* START ENTRIES SUPPLIED *

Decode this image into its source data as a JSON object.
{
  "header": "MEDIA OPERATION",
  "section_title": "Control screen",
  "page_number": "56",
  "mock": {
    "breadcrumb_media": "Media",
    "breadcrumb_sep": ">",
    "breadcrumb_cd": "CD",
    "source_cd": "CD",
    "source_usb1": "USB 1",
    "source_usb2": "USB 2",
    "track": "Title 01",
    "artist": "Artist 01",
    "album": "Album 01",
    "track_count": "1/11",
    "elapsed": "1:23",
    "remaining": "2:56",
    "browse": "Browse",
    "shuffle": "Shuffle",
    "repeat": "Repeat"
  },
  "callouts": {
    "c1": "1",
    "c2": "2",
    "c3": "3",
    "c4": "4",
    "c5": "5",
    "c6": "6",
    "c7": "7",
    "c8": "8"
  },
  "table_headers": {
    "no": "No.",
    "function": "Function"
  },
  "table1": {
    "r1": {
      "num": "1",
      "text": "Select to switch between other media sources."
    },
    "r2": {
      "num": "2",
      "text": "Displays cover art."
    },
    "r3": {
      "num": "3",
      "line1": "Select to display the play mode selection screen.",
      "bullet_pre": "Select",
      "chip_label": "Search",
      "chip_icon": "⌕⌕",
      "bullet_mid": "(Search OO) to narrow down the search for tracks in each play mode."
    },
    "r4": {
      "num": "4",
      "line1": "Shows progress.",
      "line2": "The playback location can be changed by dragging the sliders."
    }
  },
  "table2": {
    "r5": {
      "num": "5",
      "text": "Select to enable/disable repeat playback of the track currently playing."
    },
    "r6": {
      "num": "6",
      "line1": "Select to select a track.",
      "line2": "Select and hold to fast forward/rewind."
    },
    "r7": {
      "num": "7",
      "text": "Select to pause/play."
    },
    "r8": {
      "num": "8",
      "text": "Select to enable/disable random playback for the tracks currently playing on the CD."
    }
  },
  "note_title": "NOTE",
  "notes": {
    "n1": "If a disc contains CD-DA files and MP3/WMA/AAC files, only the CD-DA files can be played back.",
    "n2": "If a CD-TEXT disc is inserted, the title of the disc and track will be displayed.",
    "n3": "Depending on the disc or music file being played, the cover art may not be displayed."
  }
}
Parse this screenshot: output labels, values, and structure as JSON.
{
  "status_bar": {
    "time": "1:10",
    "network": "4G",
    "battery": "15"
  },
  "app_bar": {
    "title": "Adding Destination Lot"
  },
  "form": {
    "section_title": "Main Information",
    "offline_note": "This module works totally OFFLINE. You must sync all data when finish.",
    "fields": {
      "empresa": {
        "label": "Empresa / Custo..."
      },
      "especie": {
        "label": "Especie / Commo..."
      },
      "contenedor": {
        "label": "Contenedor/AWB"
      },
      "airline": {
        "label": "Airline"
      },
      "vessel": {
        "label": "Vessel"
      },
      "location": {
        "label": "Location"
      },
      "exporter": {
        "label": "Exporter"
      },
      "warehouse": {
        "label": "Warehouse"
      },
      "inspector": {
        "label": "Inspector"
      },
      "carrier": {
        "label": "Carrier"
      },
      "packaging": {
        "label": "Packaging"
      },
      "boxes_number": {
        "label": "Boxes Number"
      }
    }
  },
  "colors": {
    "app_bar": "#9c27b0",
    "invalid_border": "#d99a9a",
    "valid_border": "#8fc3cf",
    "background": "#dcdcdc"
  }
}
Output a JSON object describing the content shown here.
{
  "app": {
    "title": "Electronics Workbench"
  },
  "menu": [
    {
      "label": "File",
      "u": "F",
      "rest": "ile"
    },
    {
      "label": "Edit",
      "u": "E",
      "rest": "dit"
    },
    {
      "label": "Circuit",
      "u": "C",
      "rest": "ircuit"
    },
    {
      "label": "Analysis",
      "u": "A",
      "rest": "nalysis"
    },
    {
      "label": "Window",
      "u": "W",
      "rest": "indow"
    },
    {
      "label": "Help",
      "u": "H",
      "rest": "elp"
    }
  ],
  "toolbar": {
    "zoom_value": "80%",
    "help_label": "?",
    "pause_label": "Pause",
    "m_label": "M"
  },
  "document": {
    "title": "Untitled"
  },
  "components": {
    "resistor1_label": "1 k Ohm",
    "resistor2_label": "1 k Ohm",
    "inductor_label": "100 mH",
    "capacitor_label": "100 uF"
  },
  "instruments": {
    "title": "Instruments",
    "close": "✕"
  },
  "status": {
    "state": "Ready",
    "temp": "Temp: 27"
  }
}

* END ENTRIES SUPPLIED *

All of the entries must be written out exactly as they stand.

**RESPONSE BELOW**
Decode this image into its source data as a JSON object.
{
  "header": "MEDIA OPERATION",
  "section_title": "Control screen",
  "page_number": "56",
  "mock": {
    "breadcrumb_media": "Media",
    "breadcrumb_sep": ">",
    "breadcrumb_cd": "CD",
    "source_cd": "CD",
    "source_usb1": "USB 1",
    "source_usb2": "USB 2",
    "track": "Title 01",
    "artist": "Artist 01",
    "album": "Album 01",
    "track_count": "1/11",
    "elapsed": "1:23",
    "remaining": "2:56",
    "browse": "Browse",
    "shuffle": "Shuffle",
    "repeat": "Repeat"
  },
  "callouts": {
    "c1": "1",
    "c2": "2",
    "c3": "3",
    "c4": "4",
    "c5": "5",
    "c6": "6",
    "c7": "7",
    "c8": "8"
  },
  "table_headers": {
    "no": "No.",
    "function": "Function"
  },
  "table1": {
    "r1": {
      "num": "1",
      "text": "Select to switch between other media sources."
    },
    "r2": {
      "num": "2",
      "text": "Displays cover art."
    },
    "r3": {
      "num": "3",
      "line1": "Select to display the play mode selection screen.",
      "bullet_pre": "Select",
      "chip_label": "Search",
      "chip_icon": "⌕⌕",
      "bullet_mid": "(Search OO) to narrow down the search for tracks in each play mode."
    },
    "r4": {
      "num": "4",
      "line1": "Shows progress.",
      "line2": "The playback location can be changed by dragging the sliders."
    }
  },
  "table2": {
    "r5": {
      "num": "5",
      "text": "Select to enable/disable repeat playback of the track currently playing."
    },
    "r6": {
      "num": "6",
      "line1": "Select to select a track.",
      "line2": "Select and hold to fast forward/rewind."
    },
    "r7": {
      "num": "7",
      "text": "Select to pause/play."
    },
    "r8": {
      "num": "8",
      "text": "Select to enable/disable random playback for the tracks currently playing on the CD."
    }
  },
  "note_title": "NOTE",
  "notes": {
    "n1": "If a disc contains CD-DA files and MP3/WMA/AAC files, only the CD-DA files can be played back.",
    "n2": "If a CD-TEXT disc is inserted, the title of the disc and track will be displayed.",
    "n3": "Depending on the disc or music file being played, the cover art may not be displayed."
  }
}
Parse this screenshot: output labels, values, and structure as JSON.
{
  "status_bar": {
    "time": "1:10",
    "network": "4G",
    "battery": "15"
  },
  "app_bar": {
    "title": "Adding Destination Lot"
  },
  "form": {
    "section_title": "Main Information",
    "offline_note": "This module works totally OFFLINE. You must sync all data when finish.",
    "fields": {
      "empresa": {
        "label": "Empresa / Custo..."
      },
      "especie": {
        "label": "Especie / Commo..."
      },
      "contenedor": {
        "label": "Contenedor/AWB"
      },
      "airline": {
        "label": "Airline"
      },
      "vessel": {
        "label": "Vessel"
      },
      "location": {
        "label": "Location"
      },
      "exporter": {
        "label": "Exporter"
      },
      "warehouse": {
        "label": "Warehouse"
      },
      "inspector": {
        "label": "Inspector"
      },
      "carrier": {
        "label": "Carrier"
      },
      "packaging": {
        "label": "Packaging"
      },
      "boxes_number": {
        "label": "Boxes Number"
      }
    }
  },
  "colors": {
    "app_bar": "#9c27b0",
    "invalid_border": "#d99a9a",
    "valid_border": "#8fc3cf",
    "background": "#dcdcdc"
  }
}
Output a JSON object describing the content shown here.
{
  "app": {
    "title": "Electronics Workbench"
  },
  "menu": [
    {
      "label": "File",
      "u": "F",
      "rest": "ile"
    },
    {
      "label": "Edit",
      "u": "E",
      "rest": "dit"
    },
    {
      "label": "Circuit",
      "u": "C",
      "rest": "ircuit"
    },
    {
      "label": "Analysis",
      "u": "A",
      "rest": "nalysis"
    },
    {
      "label": "Window",
      "u": "W",
      "rest": "indow"
    },
    {
      "label": "Help",
      "u": "H",
      "rest": "elp"
    }
  ],
  "toolbar": {
    "zoom_value": "80%",
    "help_label": "?",
    "pause_label": "Pause",
    "m_label": "M"
  },
  "document": {
    "title": "Untitled"
  },
  "components": {
    "resistor1_label": "1 k Ohm",
    "resistor2_label": "1 k Ohm",
    "inductor_label": "100 mH",
    "capacitor_label": "100 uF"
  },
  "instruments": {
    "title": "Instruments",
    "close": "✕"
  },
  "status": {
    "state": "Ready",
    "temp": "Temp: 27"
  }
}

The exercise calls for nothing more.